Records from a collection of figures
_ _ _ _ _
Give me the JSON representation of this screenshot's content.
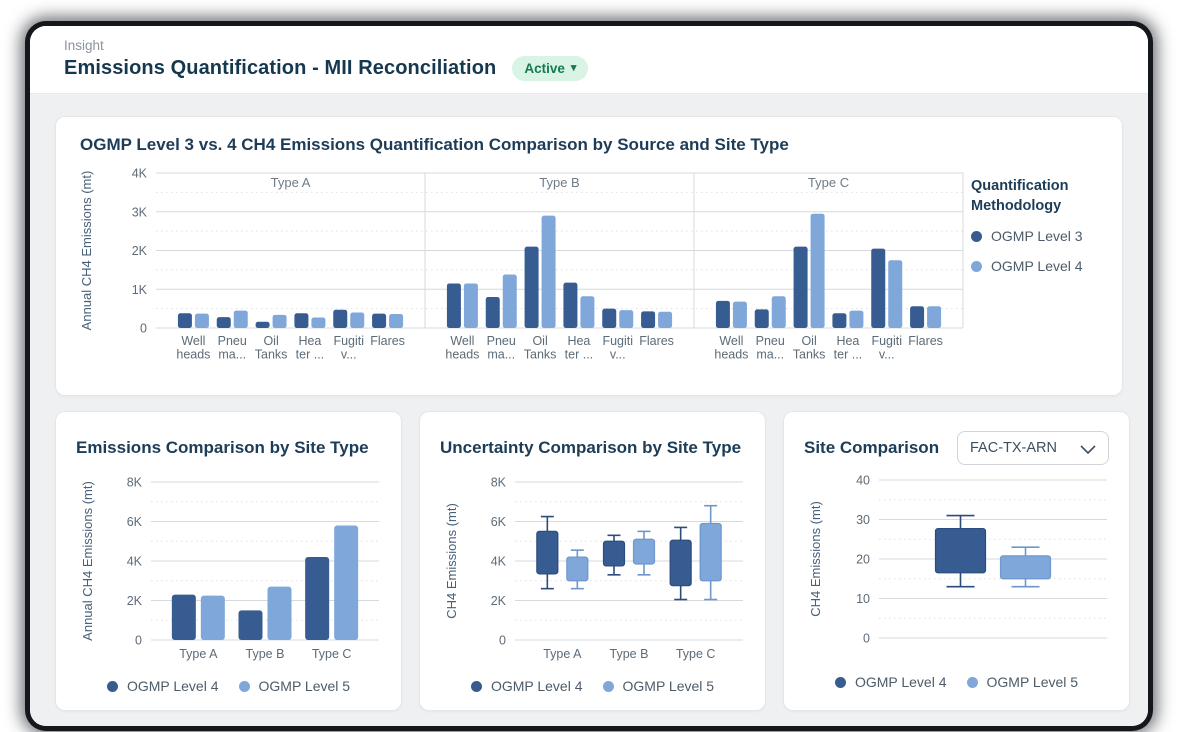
{
  "page": {
    "eyebrow": "Insight",
    "title": "Emissions Quantification - MII Reconciliation",
    "status_label": "Active",
    "status_caret": "▾"
  },
  "colors": {
    "series_dark": "#375c92",
    "series_dark_stroke": "#2c4c7e",
    "series_light": "#7fa7da",
    "series_light_stroke": "#6d97cd",
    "accent_badge_bg": "#d9f4e5",
    "accent_badge_text": "#147a4d",
    "title_navy": "#1d3c58"
  },
  "chart_data": [
    {
      "type": "bar",
      "title": "OGMP Level 3 vs. 4 CH4 Emissions Quantification Comparison by Source and Site Type",
      "legend_title": "Quantification Methodology",
      "legend_position": "right",
      "facets": [
        "Type A",
        "Type B",
        "Type C"
      ],
      "categories": [
        "Wellheads",
        "Pneuma...",
        "Oil Tanks",
        "Heater ...",
        "Fugitiv...",
        "Flares"
      ],
      "category_labels": [
        [
          "Well",
          "heads"
        ],
        [
          "Pneu",
          "ma..."
        ],
        [
          "Oil",
          "Tanks"
        ],
        [
          "Hea",
          "ter ..."
        ],
        [
          "Fugiti",
          "v..."
        ],
        [
          "Flares"
        ]
      ],
      "series": [
        {
          "name": "OGMP Level 3",
          "color": "#375c92",
          "values": [
            [
              380,
              280,
              160,
              380,
              470,
              370
            ],
            [
              1150,
              800,
              2100,
              1170,
              500,
              430
            ],
            [
              700,
              480,
              2100,
              380,
              2050,
              560
            ]
          ]
        },
        {
          "name": "OGMP Level 4",
          "color": "#7fa7da",
          "values": [
            [
              370,
              450,
              340,
              270,
              400,
              360
            ],
            [
              1150,
              1380,
              2900,
              820,
              460,
              420
            ],
            [
              680,
              820,
              2950,
              450,
              1750,
              560
            ]
          ]
        }
      ],
      "xlabel": "",
      "ylabel": "Annual CH4 Emissions (mt)",
      "ylim": [
        0,
        4000
      ],
      "yticks": [
        0,
        1000,
        2000,
        3000,
        4000
      ],
      "ytick_labels": [
        "0",
        "1K",
        "2K",
        "3K",
        "4K"
      ],
      "grid": true
    },
    {
      "type": "bar",
      "title": "Emissions Comparison by Site Type",
      "legend_position": "bottom",
      "categories": [
        "Type A",
        "Type B",
        "Type C"
      ],
      "series": [
        {
          "name": "OGMP Level 4",
          "color": "#375c92",
          "values": [
            2300,
            1500,
            4200
          ]
        },
        {
          "name": "OGMP Level 5",
          "color": "#7fa7da",
          "values": [
            2250,
            2700,
            5800
          ]
        }
      ],
      "xlabel": "",
      "ylabel": "Annual CH4 Emissions (mt)",
      "ylim": [
        0,
        8000
      ],
      "yticks": [
        0,
        2000,
        4000,
        6000,
        8000
      ],
      "ytick_labels": [
        "0",
        "2K",
        "4K",
        "6K",
        "8K"
      ],
      "grid": true
    },
    {
      "type": "box",
      "title": "Uncertainty Comparison by Site Type",
      "legend_position": "bottom",
      "categories": [
        "Type A",
        "Type B",
        "Type C"
      ],
      "series": [
        {
          "name": "OGMP Level 4",
          "color": "#375c92",
          "stroke": "#2c4c7e",
          "boxes": [
            {
              "low": 2600,
              "q1": 3350,
              "q3": 5500,
              "high": 6250
            },
            {
              "low": 3300,
              "q1": 3750,
              "q3": 5000,
              "high": 5300
            },
            {
              "low": 2050,
              "q1": 2750,
              "q3": 5050,
              "high": 5700
            }
          ]
        },
        {
          "name": "OGMP Level 5",
          "color": "#7fa7da",
          "stroke": "#6d97cd",
          "boxes": [
            {
              "low": 2600,
              "q1": 3000,
              "q3": 4200,
              "high": 4550
            },
            {
              "low": 3300,
              "q1": 3850,
              "q3": 5100,
              "high": 5500
            },
            {
              "low": 2050,
              "q1": 3000,
              "q3": 5900,
              "high": 6800
            }
          ]
        }
      ],
      "xlabel": "",
      "ylabel": "CH4 Emissions (mt)",
      "ylim": [
        0,
        8000
      ],
      "yticks": [
        0,
        2000,
        4000,
        6000,
        8000
      ],
      "ytick_labels": [
        "0",
        "2K",
        "4K",
        "6K",
        "8K"
      ],
      "grid": true
    },
    {
      "type": "box",
      "title": "Site Comparison",
      "legend_position": "bottom",
      "site_selector": {
        "value": "FAC-TX-ARN"
      },
      "categories": [
        ""
      ],
      "category_labels": [
        []
      ],
      "series": [
        {
          "name": "OGMP Level 4",
          "color": "#375c92",
          "stroke": "#2c4c7e",
          "boxes": [
            {
              "low": 13,
              "q1": 16.5,
              "q3": 27.7,
              "high": 31
            }
          ]
        },
        {
          "name": "OGMP Level 5",
          "color": "#7fa7da",
          "stroke": "#6d97cd",
          "boxes": [
            {
              "low": 13,
              "q1": 15,
              "q3": 20.8,
              "high": 23
            }
          ]
        }
      ],
      "xlabel": "",
      "ylabel": "CH4 Emissions (mt)",
      "ylim": [
        0,
        40
      ],
      "yticks": [
        0,
        10,
        20,
        30,
        40
      ],
      "ytick_labels": [
        "0",
        "10",
        "20",
        "30",
        "40"
      ],
      "grid": true
    }
  ]
}
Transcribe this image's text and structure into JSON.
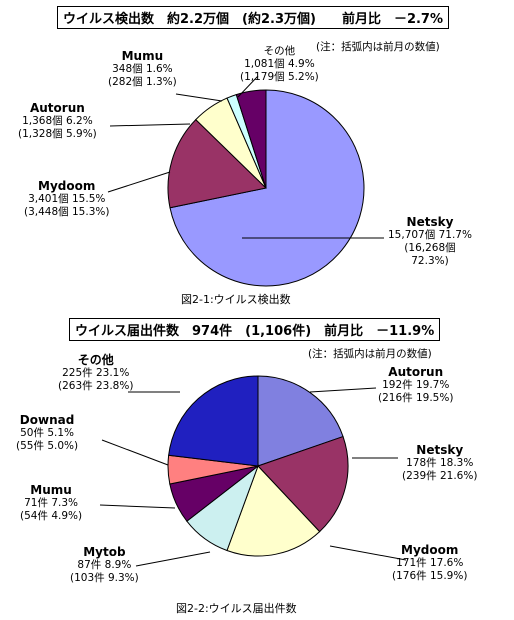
{
  "chart_data": [
    {
      "type": "pie",
      "title": "ウイルス検出数　約2.2万個　(約2.3万個)　　前月比　－2.7%",
      "note": "(注：括弧内は前月の数値)",
      "caption": "図2-1:ウイルス検出数",
      "slices": [
        {
          "name": "Netsky",
          "count": "15,707個",
          "pct": "71.7%",
          "prev_count": "(16,268個",
          "prev_pct": "72.3%)",
          "value": 71.7,
          "color": "#9999ff"
        },
        {
          "name": "Mydoom",
          "count": "3,401個",
          "pct": "15.5%",
          "prev_count": "(3,448個",
          "prev_pct": "15.3%)",
          "value": 15.5,
          "color": "#993366"
        },
        {
          "name": "Autorun",
          "count": "1,368個",
          "pct": "6.2%",
          "prev_count": "(1,328個",
          "prev_pct": "5.9%)",
          "value": 6.2,
          "color": "#ffffcc"
        },
        {
          "name": "Mumu",
          "count": "348個",
          "pct": "1.6%",
          "prev_count": "(282個",
          "prev_pct": "1.3%)",
          "value": 1.6,
          "color": "#ccffff"
        },
        {
          "name": "その他",
          "count": "1,081個",
          "pct": "4.9%",
          "prev_count": "(1,179個",
          "prev_pct": "5.2%)",
          "value": 4.9,
          "color": "#660066"
        }
      ]
    },
    {
      "type": "pie",
      "title": "ウイルス届出件数　974件　(1,106件)　前月比　－11.9%",
      "note": "(注：括弧内は前月の数値)",
      "caption": "図2-2:ウイルス届出件数",
      "slices": [
        {
          "name": "Autorun",
          "count": "192件",
          "pct": "19.7%",
          "prev_count": "(216件",
          "prev_pct": "19.5%)",
          "value": 19.7,
          "color": "#8080e0"
        },
        {
          "name": "Netsky",
          "count": "178件",
          "pct": "18.3%",
          "prev_count": "(239件",
          "prev_pct": "21.6%)",
          "value": 18.3,
          "color": "#993366"
        },
        {
          "name": "Mydoom",
          "count": "171件",
          "pct": "17.6%",
          "prev_count": "(176件",
          "prev_pct": "15.9%)",
          "value": 17.6,
          "color": "#ffffcc"
        },
        {
          "name": "Mytob",
          "count": "87件",
          "pct": "8.9%",
          "prev_count": "(103件",
          "prev_pct": "9.3%)",
          "value": 8.9,
          "color": "#ccf0f0"
        },
        {
          "name": "Mumu",
          "count": "71件",
          "pct": "7.3%",
          "prev_count": "(54件",
          "prev_pct": "4.9%)",
          "value": 7.3,
          "color": "#660066"
        },
        {
          "name": "Downad",
          "count": "50件",
          "pct": "5.1%",
          "prev_count": "(55件",
          "prev_pct": "5.0%)",
          "value": 5.1,
          "color": "#ff8080"
        },
        {
          "name": "その他",
          "count": "225件",
          "pct": "23.1%",
          "prev_count": "(263件",
          "prev_pct": "23.8%)",
          "value": 23.1,
          "color": "#2020c0"
        }
      ]
    }
  ]
}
_ _ _ _ _
Given exercise >>
Count the lines in the entries that hold the word "Quantification", and give nothing but the total.

Correct response >>
3